**EXERCISE:** Take the data that follows and retype it word for word.

--- RECORD EXCERPTS ---

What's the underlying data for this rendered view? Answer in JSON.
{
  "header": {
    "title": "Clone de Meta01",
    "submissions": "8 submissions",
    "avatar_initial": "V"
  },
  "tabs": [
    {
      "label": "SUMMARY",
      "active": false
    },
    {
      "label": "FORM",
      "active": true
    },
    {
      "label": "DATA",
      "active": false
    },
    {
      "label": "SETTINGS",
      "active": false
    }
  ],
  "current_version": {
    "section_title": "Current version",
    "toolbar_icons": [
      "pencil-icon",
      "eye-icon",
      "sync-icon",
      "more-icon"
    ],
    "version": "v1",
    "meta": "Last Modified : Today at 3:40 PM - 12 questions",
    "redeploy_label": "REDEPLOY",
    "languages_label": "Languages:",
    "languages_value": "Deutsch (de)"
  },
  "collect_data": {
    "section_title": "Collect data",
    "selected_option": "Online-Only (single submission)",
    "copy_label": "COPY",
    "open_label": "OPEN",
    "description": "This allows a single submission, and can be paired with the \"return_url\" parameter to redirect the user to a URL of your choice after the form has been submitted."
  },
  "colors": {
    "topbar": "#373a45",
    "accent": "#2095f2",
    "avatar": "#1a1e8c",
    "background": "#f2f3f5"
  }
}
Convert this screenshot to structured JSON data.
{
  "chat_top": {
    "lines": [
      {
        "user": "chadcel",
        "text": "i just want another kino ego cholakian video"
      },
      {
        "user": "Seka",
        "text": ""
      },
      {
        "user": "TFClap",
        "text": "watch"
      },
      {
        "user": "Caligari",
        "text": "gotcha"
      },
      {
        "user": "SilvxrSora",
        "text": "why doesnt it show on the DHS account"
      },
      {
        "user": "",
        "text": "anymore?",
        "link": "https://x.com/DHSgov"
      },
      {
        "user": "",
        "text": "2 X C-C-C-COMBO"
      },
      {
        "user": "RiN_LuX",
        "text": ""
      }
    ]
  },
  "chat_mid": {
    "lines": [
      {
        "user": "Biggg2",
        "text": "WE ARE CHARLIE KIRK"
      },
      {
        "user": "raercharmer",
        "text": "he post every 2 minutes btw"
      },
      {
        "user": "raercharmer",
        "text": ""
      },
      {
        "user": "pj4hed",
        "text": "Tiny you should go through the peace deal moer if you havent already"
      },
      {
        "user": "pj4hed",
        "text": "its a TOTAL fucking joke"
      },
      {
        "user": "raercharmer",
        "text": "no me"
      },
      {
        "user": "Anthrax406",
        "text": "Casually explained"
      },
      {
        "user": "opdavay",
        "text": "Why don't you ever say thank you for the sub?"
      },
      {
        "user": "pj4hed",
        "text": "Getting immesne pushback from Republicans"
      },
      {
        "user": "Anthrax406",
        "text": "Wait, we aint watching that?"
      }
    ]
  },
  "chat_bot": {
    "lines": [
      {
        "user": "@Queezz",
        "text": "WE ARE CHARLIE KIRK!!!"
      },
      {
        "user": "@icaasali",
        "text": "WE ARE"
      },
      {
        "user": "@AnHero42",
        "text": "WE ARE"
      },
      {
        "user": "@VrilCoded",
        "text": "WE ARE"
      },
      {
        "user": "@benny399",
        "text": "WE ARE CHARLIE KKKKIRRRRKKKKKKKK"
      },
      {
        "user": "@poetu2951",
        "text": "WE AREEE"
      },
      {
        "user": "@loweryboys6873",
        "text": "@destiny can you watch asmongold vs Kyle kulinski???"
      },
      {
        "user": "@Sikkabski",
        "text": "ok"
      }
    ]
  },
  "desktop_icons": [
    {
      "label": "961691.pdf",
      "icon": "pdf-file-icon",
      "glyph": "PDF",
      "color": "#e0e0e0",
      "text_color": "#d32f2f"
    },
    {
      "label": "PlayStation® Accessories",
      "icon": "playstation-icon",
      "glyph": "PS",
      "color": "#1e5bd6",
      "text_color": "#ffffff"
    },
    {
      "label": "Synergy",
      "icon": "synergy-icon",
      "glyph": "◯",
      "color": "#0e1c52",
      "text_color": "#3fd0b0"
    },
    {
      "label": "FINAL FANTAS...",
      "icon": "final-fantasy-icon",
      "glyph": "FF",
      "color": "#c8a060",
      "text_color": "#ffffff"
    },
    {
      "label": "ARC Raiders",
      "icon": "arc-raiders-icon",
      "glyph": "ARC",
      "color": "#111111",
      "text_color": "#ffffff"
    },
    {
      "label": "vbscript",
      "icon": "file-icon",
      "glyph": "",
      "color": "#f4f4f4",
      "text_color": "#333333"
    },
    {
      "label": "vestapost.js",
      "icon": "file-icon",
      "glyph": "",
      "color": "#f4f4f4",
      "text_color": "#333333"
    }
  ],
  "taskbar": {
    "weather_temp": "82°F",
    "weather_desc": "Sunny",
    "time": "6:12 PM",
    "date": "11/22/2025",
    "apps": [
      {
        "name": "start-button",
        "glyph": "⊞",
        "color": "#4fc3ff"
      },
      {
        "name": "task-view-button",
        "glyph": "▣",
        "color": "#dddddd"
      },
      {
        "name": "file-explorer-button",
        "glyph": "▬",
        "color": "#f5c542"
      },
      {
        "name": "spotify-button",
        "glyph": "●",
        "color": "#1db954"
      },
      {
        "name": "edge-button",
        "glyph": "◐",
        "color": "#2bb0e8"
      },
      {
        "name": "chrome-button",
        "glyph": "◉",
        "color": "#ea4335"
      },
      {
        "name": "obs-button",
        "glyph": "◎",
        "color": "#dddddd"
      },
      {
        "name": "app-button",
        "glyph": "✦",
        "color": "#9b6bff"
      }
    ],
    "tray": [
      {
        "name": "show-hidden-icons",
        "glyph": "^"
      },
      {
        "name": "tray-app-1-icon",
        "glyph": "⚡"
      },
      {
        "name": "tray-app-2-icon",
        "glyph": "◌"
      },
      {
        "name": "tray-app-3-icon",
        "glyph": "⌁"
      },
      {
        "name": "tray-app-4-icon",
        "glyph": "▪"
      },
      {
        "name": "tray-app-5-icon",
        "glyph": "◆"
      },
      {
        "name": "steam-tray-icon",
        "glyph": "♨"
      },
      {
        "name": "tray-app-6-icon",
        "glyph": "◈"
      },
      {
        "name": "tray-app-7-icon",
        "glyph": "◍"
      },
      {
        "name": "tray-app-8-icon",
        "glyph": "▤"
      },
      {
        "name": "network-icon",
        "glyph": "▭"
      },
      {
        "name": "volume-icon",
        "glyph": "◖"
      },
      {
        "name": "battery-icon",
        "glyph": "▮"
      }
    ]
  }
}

---

**IN RESPONSE:**
What's the underlying data for this rendered view? Answer in JSON.
{
  "header": {
    "title": "Clone de Meta01",
    "submissions": "8 submissions",
    "avatar_initial": "V"
  },
  "tabs": [
    {
      "label": "SUMMARY",
      "active": false
    },
    {
      "label": "FORM",
      "active": true
    },
    {
      "label": "DATA",
      "active": false
    },
    {
      "label": "SETTINGS",
      "active": false
    }
  ],
  "current_version": {
    "section_title": "Current version",
    "toolbar_icons": [
      "pencil-icon",
      "eye-icon",
      "sync-icon",
      "more-icon"
    ],
    "version": "v1",
    "meta": "Last Modified : Today at 3:40 PM - 12 questions",
    "redeploy_label": "REDEPLOY",
    "languages_label": "Languages:",
    "languages_value": "Deutsch (de)"
  },
  "collect_data": {
    "section_title": "Collect data",
    "selected_option": "Online-Only (single submission)",
    "copy_label": "COPY",
    "open_label": "OPEN",
    "description": "This allows a single submission, and can be paired with the \"return_url\" parameter to redirect the user to a URL of your choice after the form has been submitted."
  },
  "colors": {
    "topbar": "#373a45",
    "accent": "#2095f2",
    "avatar": "#1a1e8c",
    "background": "#f2f3f5"
  }
}
Convert this screenshot to structured JSON data.
{
  "chat_top": {
    "lines": [
      {
        "user": "chadcel",
        "text": "i just want another kino ego cholakian video"
      },
      {
        "user": "Seka",
        "text": ""
      },
      {
        "user": "TFClap",
        "text": "watch"
      },
      {
        "user": "Caligari",
        "text": "gotcha"
      },
      {
        "user": "SilvxrSora",
        "text": "why doesnt it show on the DHS account"
      },
      {
        "user": "",
        "text": "anymore?",
        "link": "https://x.com/DHSgov"
      },
      {
        "user": "",
        "text": "2 X C-C-C-COMBO"
      },
      {
        "user": "RiN_LuX",
        "text": ""
      }
    ]
  },
  "chat_mid": {
    "lines": [
      {
        "user": "Biggg2",
        "text": "WE ARE CHARLIE KIRK"
      },
      {
        "user": "raercharmer",
        "text": "he post every 2 minutes btw"
      },
      {
        "user": "raercharmer",
        "text": ""
      },
      {
        "user": "pj4hed",
        "text": "Tiny you should go through the peace deal moer if you havent already"
      },
      {
        "user": "pj4hed",
        "text": "its a TOTAL fucking joke"
      },
      {
        "user": "raercharmer",
        "text": "no me"
      },
      {
        "user": "Anthrax406",
        "text": "Casually explained"
      },
      {
        "user": "opdavay",
        "text": "Why don't you ever say thank you for the sub?"
      },
      {
        "user": "pj4hed",
        "text": "Getting immesne pushback from Republicans"
      },
      {
        "user": "Anthrax406",
        "text": "Wait, we aint watching that?"
      }
    ]
  },
  "chat_bot": {
    "lines": [
      {
        "user": "@Queezz",
        "text": "WE ARE CHARLIE KIRK!!!"
      },
      {
        "user": "@icaasali",
        "text": "WE ARE"
      },
      {
        "user": "@AnHero42",
        "text": "WE ARE"
      },
      {
        "user": "@VrilCoded",
        "text": "WE ARE"
      },
      {
        "user": "@benny399",
        "text": "WE ARE CHARLIE KKKKIRRRRKKKKKKKK"
      },
      {
        "user": "@poetu2951",
        "text": "WE AREEE"
      },
      {
        "user": "@loweryboys6873",
        "text": "@destiny can you watch asmongold vs Kyle kulinski???"
      },
      {
        "user": "@Sikkabski",
        "text": "ok"
      }
    ]
  },
  "desktop_icons": [
    {
      "label": "961691.pdf",
      "icon": "pdf-file-icon",
      "glyph": "PDF",
      "color": "#e0e0e0",
      "text_color": "#d32f2f"
    },
    {
      "label": "PlayStation® Accessories",
      "icon": "playstation-icon",
      "glyph": "PS",
      "color": "#1e5bd6",
      "text_color": "#ffffff"
    },
    {
      "label": "Synergy",
      "icon": "synergy-icon",
      "glyph": "◯",
      "color": "#0e1c52",
      "text_color": "#3fd0b0"
    },
    {
      "label": "FINAL FANTAS...",
      "icon": "final-fantasy-icon",
      "glyph": "FF",
      "color": "#c8a060",
      "text_color": "#ffffff"
    },
    {
      "label": "ARC Raiders",
      "icon": "arc-raiders-icon",
      "glyph": "ARC",
      "color": "#111111",
      "text_color": "#ffffff"
    },
    {
      "label": "vbscript",
      "icon": "file-icon",
      "glyph": "",
      "color": "#f4f4f4",
      "text_color": "#333333"
    },
    {
      "label": "vestapost.js",
      "icon": "file-icon",
      "glyph": "",
      "color": "#f4f4f4",
      "text_color": "#333333"
    }
  ],
  "taskbar": {
    "weather_temp": "82°F",
    "weather_desc": "Sunny",
    "time": "6:12 PM",
    "date": "11/22/2025",
    "apps": [
      {
        "name": "start-button",
        "glyph": "⊞",
        "color": "#4fc3ff"
      },
      {
        "name": "task-view-button",
        "glyph": "▣",
        "color": "#dddddd"
      },
      {
        "name": "file-explorer-button",
        "glyph": "▬",
        "color": "#f5c542"
      },
      {
        "name": "spotify-button",
        "glyph": "●",
        "color": "#1db954"
      },
      {
        "name": "edge-button",
        "glyph": "◐",
        "color": "#2bb0e8"
      },
      {
        "name": "chrome-button",
        "glyph": "◉",
        "color": "#ea4335"
      },
      {
        "name": "obs-button",
        "glyph": "◎",
        "color": "#dddddd"
      },
      {
        "name": "app-button",
        "glyph": "✦",
        "color": "#9b6bff"
      }
    ],
    "tray": [
      {
        "name": "show-hidden-icons",
        "glyph": "^"
      },
      {
        "name": "tray-app-1-icon",
        "glyph": "⚡"
      },
      {
        "name": "tray-app-2-icon",
        "glyph": "◌"
      },
      {
        "name": "tray-app-3-icon",
        "glyph": "⌁"
      },
      {
        "name": "tray-app-4-icon",
        "glyph": "▪"
      },
      {
        "name": "tray-app-5-icon",
        "glyph": "◆"
      },
      {
        "name": "steam-tray-icon",
        "glyph": "♨"
      },
      {
        "name": "tray-app-6-icon",
        "glyph": "◈"
      },
      {
        "name": "tray-app-7-icon",
        "glyph": "◍"
      },
      {
        "name": "tray-app-8-icon",
        "glyph": "▤"
      },
      {
        "name": "network-icon",
        "glyph": "▭"
      },
      {
        "name": "volume-icon",
        "glyph": "◖"
      },
      {
        "name": "battery-icon",
        "glyph": "▮"
      }
    ]
  }
}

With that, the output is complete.